▸ LISTING:
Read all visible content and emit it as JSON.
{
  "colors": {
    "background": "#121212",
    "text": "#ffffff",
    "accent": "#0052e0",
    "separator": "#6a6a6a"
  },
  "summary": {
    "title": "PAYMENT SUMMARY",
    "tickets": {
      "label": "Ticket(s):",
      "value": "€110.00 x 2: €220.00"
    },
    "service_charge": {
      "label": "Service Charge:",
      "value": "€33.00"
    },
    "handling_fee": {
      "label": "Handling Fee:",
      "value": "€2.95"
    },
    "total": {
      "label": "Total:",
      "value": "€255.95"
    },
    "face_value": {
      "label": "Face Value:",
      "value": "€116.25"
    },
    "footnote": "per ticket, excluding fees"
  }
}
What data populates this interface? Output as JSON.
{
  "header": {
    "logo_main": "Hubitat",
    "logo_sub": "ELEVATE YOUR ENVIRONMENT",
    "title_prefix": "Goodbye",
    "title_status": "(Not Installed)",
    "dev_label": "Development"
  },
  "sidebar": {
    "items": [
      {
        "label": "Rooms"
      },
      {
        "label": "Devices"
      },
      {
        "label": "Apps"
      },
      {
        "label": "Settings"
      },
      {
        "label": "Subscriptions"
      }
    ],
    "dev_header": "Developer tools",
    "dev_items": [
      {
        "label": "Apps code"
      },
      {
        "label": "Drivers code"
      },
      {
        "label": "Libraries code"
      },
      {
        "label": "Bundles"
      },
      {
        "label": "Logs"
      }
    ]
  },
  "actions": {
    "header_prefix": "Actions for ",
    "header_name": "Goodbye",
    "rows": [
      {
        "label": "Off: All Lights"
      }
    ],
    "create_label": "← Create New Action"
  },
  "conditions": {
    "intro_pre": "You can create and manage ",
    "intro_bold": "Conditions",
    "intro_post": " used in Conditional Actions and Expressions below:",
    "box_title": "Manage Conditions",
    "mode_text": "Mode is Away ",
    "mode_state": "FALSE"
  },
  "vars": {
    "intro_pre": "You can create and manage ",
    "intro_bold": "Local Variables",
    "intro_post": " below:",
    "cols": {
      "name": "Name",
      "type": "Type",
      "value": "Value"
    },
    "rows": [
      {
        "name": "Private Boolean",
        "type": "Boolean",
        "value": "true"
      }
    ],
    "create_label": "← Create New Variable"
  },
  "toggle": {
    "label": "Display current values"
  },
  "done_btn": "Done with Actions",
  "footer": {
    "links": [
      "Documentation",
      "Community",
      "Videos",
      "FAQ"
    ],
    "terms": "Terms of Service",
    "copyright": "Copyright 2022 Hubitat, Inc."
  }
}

▸ WHAT IS REQUIRED:
Copy each line of the data that contains the word "below".

▸ CORRECT ANSWER:
    "intro_post": " used in Conditional Actions and Expressions below:",
    "intro_post": " below:",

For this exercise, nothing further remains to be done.